>>>>
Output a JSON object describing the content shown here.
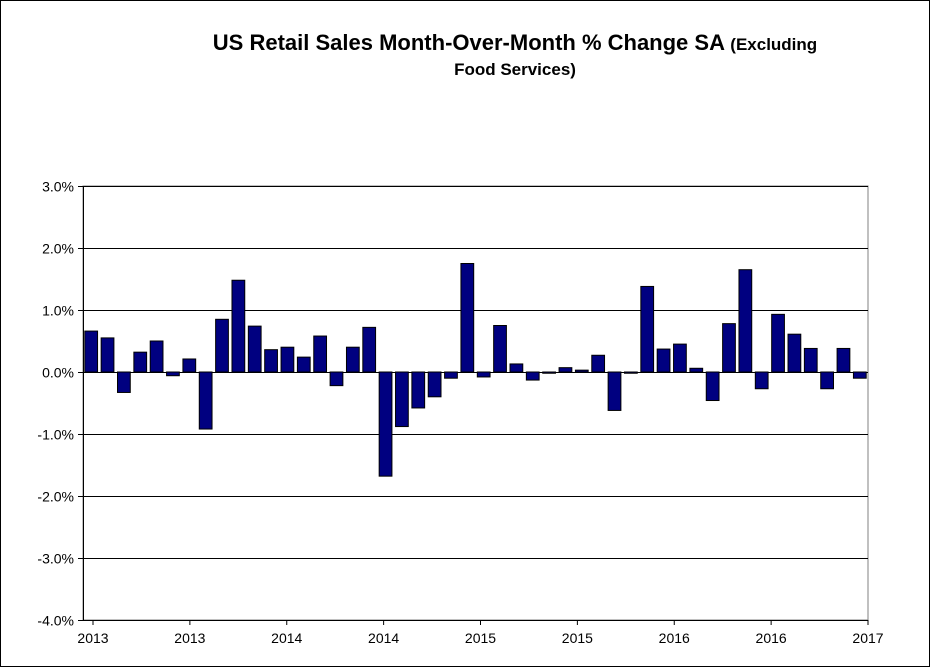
{
  "chart_data": {
    "type": "bar",
    "title": "US Retail Sales Month-Over-Month %  Change SA",
    "title_suffix": "(Excluding",
    "title_line2": "Food Services)",
    "ylim": [
      -4.0,
      3.0
    ],
    "yticks": [
      "3.0%",
      "2.0%",
      "1.0%",
      "0.0%",
      "-1.0%",
      "-2.0%",
      "-3.0%",
      "-4.0%"
    ],
    "ytick_values": [
      3.0,
      2.0,
      1.0,
      0.0,
      -1.0,
      -2.0,
      -3.0,
      -4.0
    ],
    "xtick_labels": [
      "2013",
      "2013",
      "2014",
      "2014",
      "2015",
      "2015",
      "2016",
      "2016",
      "2017"
    ],
    "grid": true,
    "bar_color": "#000080",
    "values": [
      0.66,
      0.55,
      -0.33,
      0.32,
      0.5,
      -0.06,
      0.21,
      -0.92,
      0.85,
      1.48,
      0.74,
      0.36,
      0.4,
      0.24,
      0.58,
      -0.22,
      0.4,
      0.72,
      -1.68,
      -0.88,
      -0.58,
      -0.4,
      -0.1,
      1.75,
      -0.08,
      0.75,
      0.13,
      -0.13,
      -0.02,
      0.07,
      0.03,
      0.27,
      -0.62,
      -0.02,
      1.38,
      0.37,
      0.45,
      0.06,
      -0.46,
      0.78,
      1.65,
      -0.27,
      0.93,
      0.61,
      0.38,
      -0.27,
      0.38,
      -0.1
    ]
  }
}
<<<<
Task details -> Copy every record above exactly, leaving out any pictures.

Problem solution ->
Output a JSON object describing the content shown here.
{
  "chart_data": {
    "type": "bar",
    "title": "US Retail Sales Month-Over-Month %  Change SA",
    "title_suffix": "(Excluding",
    "title_line2": "Food Services)",
    "ylim": [
      -4.0,
      3.0
    ],
    "yticks": [
      "3.0%",
      "2.0%",
      "1.0%",
      "0.0%",
      "-1.0%",
      "-2.0%",
      "-3.0%",
      "-4.0%"
    ],
    "ytick_values": [
      3.0,
      2.0,
      1.0,
      0.0,
      -1.0,
      -2.0,
      -3.0,
      -4.0
    ],
    "xtick_labels": [
      "2013",
      "2013",
      "2014",
      "2014",
      "2015",
      "2015",
      "2016",
      "2016",
      "2017"
    ],
    "grid": true,
    "bar_color": "#000080",
    "values": [
      0.66,
      0.55,
      -0.33,
      0.32,
      0.5,
      -0.06,
      0.21,
      -0.92,
      0.85,
      1.48,
      0.74,
      0.36,
      0.4,
      0.24,
      0.58,
      -0.22,
      0.4,
      0.72,
      -1.68,
      -0.88,
      -0.58,
      -0.4,
      -0.1,
      1.75,
      -0.08,
      0.75,
      0.13,
      -0.13,
      -0.02,
      0.07,
      0.03,
      0.27,
      -0.62,
      -0.02,
      1.38,
      0.37,
      0.45,
      0.06,
      -0.46,
      0.78,
      1.65,
      -0.27,
      0.93,
      0.61,
      0.38,
      -0.27,
      0.38,
      -0.1
    ]
  }
}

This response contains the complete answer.